Problem to solve:
Transcribe the records below exactly as they appear, omitting any pictures.

The input:
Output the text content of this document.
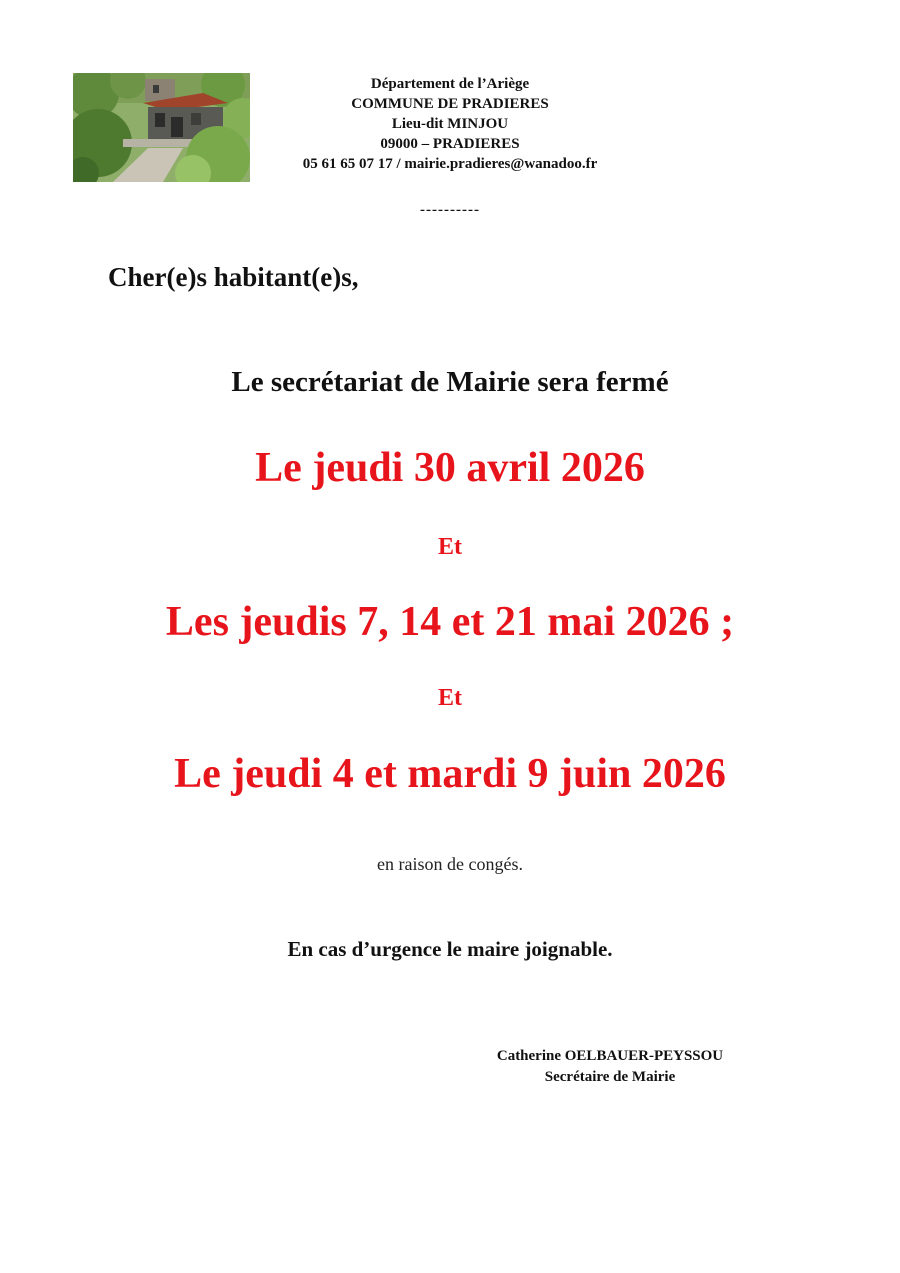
Département de l’Ariège
COMMUNE DE PRADIERES
Lieu-dit MINJOU
09000 – PRADIERES
05 61 65 07 17 / mairie.pradieres@wanadoo.fr
----------
Cher(e)s habitant(e)s,
Le secrétariat de Mairie sera fermé
Le jeudi 30 avril 2026
Et
Les jeudis 7, 14 et 21 mai 2026 ;
Et
Le jeudi 4 et mardi 9 juin 2026
en raison de congés.
En cas d’urgence le maire joignable.
Catherine OELBAUER-PEYSSOU
Secrétaire de Mairie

Right answer:
Output the text content of this document.
Département de l’Ariège
COMMUNE DE PRADIERES
Lieu-dit MINJOU
09000 – PRADIERES
05 61 65 07 17 / mairie.pradieres@wanadoo.fr
----------
Cher(e)s habitant(e)s,
Le secrétariat de Mairie sera fermé
Le jeudi 30 avril 2026
Et
Les jeudis 7, 14 et 21 mai 2026 ;
Et
Le jeudi 4 et mardi 9 juin 2026
en raison de congés.
En cas d’urgence le maire joignable.
Catherine OELBAUER-PEYSSOU
Secrétaire de Mairie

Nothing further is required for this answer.